◆ DIRECTION: Each entry below is to be duplicated verbatim.

◆ SUPPLIED RECORDS:
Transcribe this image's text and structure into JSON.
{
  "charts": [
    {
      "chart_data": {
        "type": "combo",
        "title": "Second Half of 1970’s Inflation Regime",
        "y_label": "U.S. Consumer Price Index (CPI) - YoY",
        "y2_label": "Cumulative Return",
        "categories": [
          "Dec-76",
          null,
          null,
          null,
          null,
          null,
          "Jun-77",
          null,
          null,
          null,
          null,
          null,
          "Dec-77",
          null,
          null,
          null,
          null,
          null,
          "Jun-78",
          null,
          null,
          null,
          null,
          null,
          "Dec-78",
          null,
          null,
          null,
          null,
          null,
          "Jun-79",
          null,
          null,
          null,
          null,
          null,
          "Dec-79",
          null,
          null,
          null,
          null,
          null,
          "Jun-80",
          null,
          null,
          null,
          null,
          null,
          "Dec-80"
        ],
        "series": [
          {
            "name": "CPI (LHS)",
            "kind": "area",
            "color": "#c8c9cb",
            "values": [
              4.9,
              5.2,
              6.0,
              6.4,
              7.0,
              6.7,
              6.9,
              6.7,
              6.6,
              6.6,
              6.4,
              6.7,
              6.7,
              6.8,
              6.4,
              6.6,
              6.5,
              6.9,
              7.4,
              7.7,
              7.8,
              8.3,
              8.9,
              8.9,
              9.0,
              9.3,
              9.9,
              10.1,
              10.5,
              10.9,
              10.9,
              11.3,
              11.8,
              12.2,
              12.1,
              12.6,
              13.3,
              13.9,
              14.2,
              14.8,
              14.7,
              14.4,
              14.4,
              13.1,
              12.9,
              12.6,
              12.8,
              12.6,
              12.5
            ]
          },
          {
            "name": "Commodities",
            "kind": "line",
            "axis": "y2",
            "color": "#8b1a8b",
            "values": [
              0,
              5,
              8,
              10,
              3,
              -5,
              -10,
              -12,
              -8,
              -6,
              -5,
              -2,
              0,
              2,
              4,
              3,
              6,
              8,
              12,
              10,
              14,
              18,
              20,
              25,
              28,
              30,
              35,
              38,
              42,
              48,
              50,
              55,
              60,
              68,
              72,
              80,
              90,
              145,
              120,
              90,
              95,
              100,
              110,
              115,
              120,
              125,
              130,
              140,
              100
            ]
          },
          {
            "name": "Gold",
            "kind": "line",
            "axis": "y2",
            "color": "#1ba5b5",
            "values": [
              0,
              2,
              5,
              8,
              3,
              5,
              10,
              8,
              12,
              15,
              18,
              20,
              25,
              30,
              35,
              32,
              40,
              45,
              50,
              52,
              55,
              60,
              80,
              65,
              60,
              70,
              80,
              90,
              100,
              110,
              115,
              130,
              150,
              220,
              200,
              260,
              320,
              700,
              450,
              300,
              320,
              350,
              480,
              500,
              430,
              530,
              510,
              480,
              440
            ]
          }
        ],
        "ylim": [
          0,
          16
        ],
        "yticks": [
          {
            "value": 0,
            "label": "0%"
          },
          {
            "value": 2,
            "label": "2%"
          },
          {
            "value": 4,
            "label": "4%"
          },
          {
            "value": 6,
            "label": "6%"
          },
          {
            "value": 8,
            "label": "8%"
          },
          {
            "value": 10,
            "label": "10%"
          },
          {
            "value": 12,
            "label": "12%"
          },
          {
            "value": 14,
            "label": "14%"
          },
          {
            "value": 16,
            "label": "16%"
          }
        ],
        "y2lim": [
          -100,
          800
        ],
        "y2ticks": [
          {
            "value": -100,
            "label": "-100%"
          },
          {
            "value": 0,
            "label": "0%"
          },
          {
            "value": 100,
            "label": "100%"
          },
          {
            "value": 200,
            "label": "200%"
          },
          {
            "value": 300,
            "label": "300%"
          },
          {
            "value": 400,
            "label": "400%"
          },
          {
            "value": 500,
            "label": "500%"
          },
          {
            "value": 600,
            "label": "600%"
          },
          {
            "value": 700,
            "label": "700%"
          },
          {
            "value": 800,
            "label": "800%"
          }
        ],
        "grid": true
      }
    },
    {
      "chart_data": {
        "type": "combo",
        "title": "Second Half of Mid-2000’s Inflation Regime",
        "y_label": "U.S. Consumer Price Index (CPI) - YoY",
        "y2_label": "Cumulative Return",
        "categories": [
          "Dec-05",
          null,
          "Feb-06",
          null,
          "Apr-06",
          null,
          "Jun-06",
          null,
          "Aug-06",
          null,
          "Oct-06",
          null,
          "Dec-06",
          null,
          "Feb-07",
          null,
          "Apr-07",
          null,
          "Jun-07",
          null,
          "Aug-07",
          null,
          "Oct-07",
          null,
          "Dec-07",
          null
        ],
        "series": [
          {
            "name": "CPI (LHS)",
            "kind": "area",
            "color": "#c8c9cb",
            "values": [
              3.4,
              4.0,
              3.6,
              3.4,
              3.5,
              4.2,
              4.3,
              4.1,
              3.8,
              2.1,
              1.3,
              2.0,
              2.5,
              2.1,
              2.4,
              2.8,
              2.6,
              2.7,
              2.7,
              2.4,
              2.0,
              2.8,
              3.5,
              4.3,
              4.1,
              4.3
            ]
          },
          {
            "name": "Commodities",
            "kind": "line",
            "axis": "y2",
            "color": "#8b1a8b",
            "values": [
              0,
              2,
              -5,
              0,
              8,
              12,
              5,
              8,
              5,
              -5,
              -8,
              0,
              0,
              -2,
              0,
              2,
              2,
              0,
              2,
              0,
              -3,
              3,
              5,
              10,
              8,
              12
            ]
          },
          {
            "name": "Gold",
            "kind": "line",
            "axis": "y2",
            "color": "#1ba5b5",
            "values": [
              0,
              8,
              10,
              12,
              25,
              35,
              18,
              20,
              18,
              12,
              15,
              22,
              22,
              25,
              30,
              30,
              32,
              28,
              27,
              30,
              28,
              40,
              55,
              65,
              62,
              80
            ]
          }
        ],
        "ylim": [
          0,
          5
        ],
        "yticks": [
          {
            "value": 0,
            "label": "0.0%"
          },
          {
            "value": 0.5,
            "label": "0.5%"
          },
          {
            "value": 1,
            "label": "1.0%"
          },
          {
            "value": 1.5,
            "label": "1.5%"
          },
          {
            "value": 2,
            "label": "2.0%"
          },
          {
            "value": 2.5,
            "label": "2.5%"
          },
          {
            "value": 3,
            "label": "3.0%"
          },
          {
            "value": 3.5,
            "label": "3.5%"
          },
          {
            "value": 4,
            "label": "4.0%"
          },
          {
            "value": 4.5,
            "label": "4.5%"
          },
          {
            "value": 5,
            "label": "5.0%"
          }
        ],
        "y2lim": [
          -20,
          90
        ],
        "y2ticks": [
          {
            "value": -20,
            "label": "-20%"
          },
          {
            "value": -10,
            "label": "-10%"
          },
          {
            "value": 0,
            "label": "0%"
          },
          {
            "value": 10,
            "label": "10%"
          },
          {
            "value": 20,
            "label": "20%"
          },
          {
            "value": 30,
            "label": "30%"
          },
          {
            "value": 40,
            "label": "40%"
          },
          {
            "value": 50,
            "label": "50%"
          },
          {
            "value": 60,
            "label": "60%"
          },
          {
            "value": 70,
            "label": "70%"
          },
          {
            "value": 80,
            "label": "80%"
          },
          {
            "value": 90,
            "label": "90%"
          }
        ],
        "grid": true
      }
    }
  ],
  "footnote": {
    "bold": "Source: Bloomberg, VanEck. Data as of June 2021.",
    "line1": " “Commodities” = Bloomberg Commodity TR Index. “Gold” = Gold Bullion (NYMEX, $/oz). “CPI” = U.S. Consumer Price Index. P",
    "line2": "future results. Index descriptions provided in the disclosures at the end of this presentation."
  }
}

◆ TASK ANSWER:
Transcribe this image's text and structure into JSON.
{
  "charts": [
    {
      "chart_data": {
        "type": "combo",
        "title": "Second Half of 1970’s Inflation Regime",
        "y_label": "U.S. Consumer Price Index (CPI) - YoY",
        "y2_label": "Cumulative Return",
        "categories": [
          "Dec-76",
          null,
          null,
          null,
          null,
          null,
          "Jun-77",
          null,
          null,
          null,
          null,
          null,
          "Dec-77",
          null,
          null,
          null,
          null,
          null,
          "Jun-78",
          null,
          null,
          null,
          null,
          null,
          "Dec-78",
          null,
          null,
          null,
          null,
          null,
          "Jun-79",
          null,
          null,
          null,
          null,
          null,
          "Dec-79",
          null,
          null,
          null,
          null,
          null,
          "Jun-80",
          null,
          null,
          null,
          null,
          null,
          "Dec-80"
        ],
        "series": [
          {
            "name": "CPI (LHS)",
            "kind": "area",
            "color": "#c8c9cb",
            "values": [
              4.9,
              5.2,
              6.0,
              6.4,
              7.0,
              6.7,
              6.9,
              6.7,
              6.6,
              6.6,
              6.4,
              6.7,
              6.7,
              6.8,
              6.4,
              6.6,
              6.5,
              6.9,
              7.4,
              7.7,
              7.8,
              8.3,
              8.9,
              8.9,
              9.0,
              9.3,
              9.9,
              10.1,
              10.5,
              10.9,
              10.9,
              11.3,
              11.8,
              12.2,
              12.1,
              12.6,
              13.3,
              13.9,
              14.2,
              14.8,
              14.7,
              14.4,
              14.4,
              13.1,
              12.9,
              12.6,
              12.8,
              12.6,
              12.5
            ]
          },
          {
            "name": "Commodities",
            "kind": "line",
            "axis": "y2",
            "color": "#8b1a8b",
            "values": [
              0,
              5,
              8,
              10,
              3,
              -5,
              -10,
              -12,
              -8,
              -6,
              -5,
              -2,
              0,
              2,
              4,
              3,
              6,
              8,
              12,
              10,
              14,
              18,
              20,
              25,
              28,
              30,
              35,
              38,
              42,
              48,
              50,
              55,
              60,
              68,
              72,
              80,
              90,
              145,
              120,
              90,
              95,
              100,
              110,
              115,
              120,
              125,
              130,
              140,
              100
            ]
          },
          {
            "name": "Gold",
            "kind": "line",
            "axis": "y2",
            "color": "#1ba5b5",
            "values": [
              0,
              2,
              5,
              8,
              3,
              5,
              10,
              8,
              12,
              15,
              18,
              20,
              25,
              30,
              35,
              32,
              40,
              45,
              50,
              52,
              55,
              60,
              80,
              65,
              60,
              70,
              80,
              90,
              100,
              110,
              115,
              130,
              150,
              220,
              200,
              260,
              320,
              700,
              450,
              300,
              320,
              350,
              480,
              500,
              430,
              530,
              510,
              480,
              440
            ]
          }
        ],
        "ylim": [
          0,
          16
        ],
        "yticks": [
          {
            "value": 0,
            "label": "0%"
          },
          {
            "value": 2,
            "label": "2%"
          },
          {
            "value": 4,
            "label": "4%"
          },
          {
            "value": 6,
            "label": "6%"
          },
          {
            "value": 8,
            "label": "8%"
          },
          {
            "value": 10,
            "label": "10%"
          },
          {
            "value": 12,
            "label": "12%"
          },
          {
            "value": 14,
            "label": "14%"
          },
          {
            "value": 16,
            "label": "16%"
          }
        ],
        "y2lim": [
          -100,
          800
        ],
        "y2ticks": [
          {
            "value": -100,
            "label": "-100%"
          },
          {
            "value": 0,
            "label": "0%"
          },
          {
            "value": 100,
            "label": "100%"
          },
          {
            "value": 200,
            "label": "200%"
          },
          {
            "value": 300,
            "label": "300%"
          },
          {
            "value": 400,
            "label": "400%"
          },
          {
            "value": 500,
            "label": "500%"
          },
          {
            "value": 600,
            "label": "600%"
          },
          {
            "value": 700,
            "label": "700%"
          },
          {
            "value": 800,
            "label": "800%"
          }
        ],
        "grid": true
      }
    },
    {
      "chart_data": {
        "type": "combo",
        "title": "Second Half of Mid-2000’s Inflation Regime",
        "y_label": "U.S. Consumer Price Index (CPI) - YoY",
        "y2_label": "Cumulative Return",
        "categories": [
          "Dec-05",
          null,
          "Feb-06",
          null,
          "Apr-06",
          null,
          "Jun-06",
          null,
          "Aug-06",
          null,
          "Oct-06",
          null,
          "Dec-06",
          null,
          "Feb-07",
          null,
          "Apr-07",
          null,
          "Jun-07",
          null,
          "Aug-07",
          null,
          "Oct-07",
          null,
          "Dec-07",
          null
        ],
        "series": [
          {
            "name": "CPI (LHS)",
            "kind": "area",
            "color": "#c8c9cb",
            "values": [
              3.4,
              4.0,
              3.6,
              3.4,
              3.5,
              4.2,
              4.3,
              4.1,
              3.8,
              2.1,
              1.3,
              2.0,
              2.5,
              2.1,
              2.4,
              2.8,
              2.6,
              2.7,
              2.7,
              2.4,
              2.0,
              2.8,
              3.5,
              4.3,
              4.1,
              4.3
            ]
          },
          {
            "name": "Commodities",
            "kind": "line",
            "axis": "y2",
            "color": "#8b1a8b",
            "values": [
              0,
              2,
              -5,
              0,
              8,
              12,
              5,
              8,
              5,
              -5,
              -8,
              0,
              0,
              -2,
              0,
              2,
              2,
              0,
              2,
              0,
              -3,
              3,
              5,
              10,
              8,
              12
            ]
          },
          {
            "name": "Gold",
            "kind": "line",
            "axis": "y2",
            "color": "#1ba5b5",
            "values": [
              0,
              8,
              10,
              12,
              25,
              35,
              18,
              20,
              18,
              12,
              15,
              22,
              22,
              25,
              30,
              30,
              32,
              28,
              27,
              30,
              28,
              40,
              55,
              65,
              62,
              80
            ]
          }
        ],
        "ylim": [
          0,
          5
        ],
        "yticks": [
          {
            "value": 0,
            "label": "0.0%"
          },
          {
            "value": 0.5,
            "label": "0.5%"
          },
          {
            "value": 1,
            "label": "1.0%"
          },
          {
            "value": 1.5,
            "label": "1.5%"
          },
          {
            "value": 2,
            "label": "2.0%"
          },
          {
            "value": 2.5,
            "label": "2.5%"
          },
          {
            "value": 3,
            "label": "3.0%"
          },
          {
            "value": 3.5,
            "label": "3.5%"
          },
          {
            "value": 4,
            "label": "4.0%"
          },
          {
            "value": 4.5,
            "label": "4.5%"
          },
          {
            "value": 5,
            "label": "5.0%"
          }
        ],
        "y2lim": [
          -20,
          90
        ],
        "y2ticks": [
          {
            "value": -20,
            "label": "-20%"
          },
          {
            "value": -10,
            "label": "-10%"
          },
          {
            "value": 0,
            "label": "0%"
          },
          {
            "value": 10,
            "label": "10%"
          },
          {
            "value": 20,
            "label": "20%"
          },
          {
            "value": 30,
            "label": "30%"
          },
          {
            "value": 40,
            "label": "40%"
          },
          {
            "value": 50,
            "label": "50%"
          },
          {
            "value": 60,
            "label": "60%"
          },
          {
            "value": 70,
            "label": "70%"
          },
          {
            "value": 80,
            "label": "80%"
          },
          {
            "value": 90,
            "label": "90%"
          }
        ],
        "grid": true
      }
    }
  ],
  "footnote": {
    "bold": "Source: Bloomberg, VanEck. Data as of June 2021.",
    "line1": " “Commodities” = Bloomberg Commodity TR Index. “Gold” = Gold Bullion (NYMEX, $/oz). “CPI” = U.S. Consumer Price Index. P",
    "line2": "future results. Index descriptions provided in the disclosures at the end of this presentation."
  }
}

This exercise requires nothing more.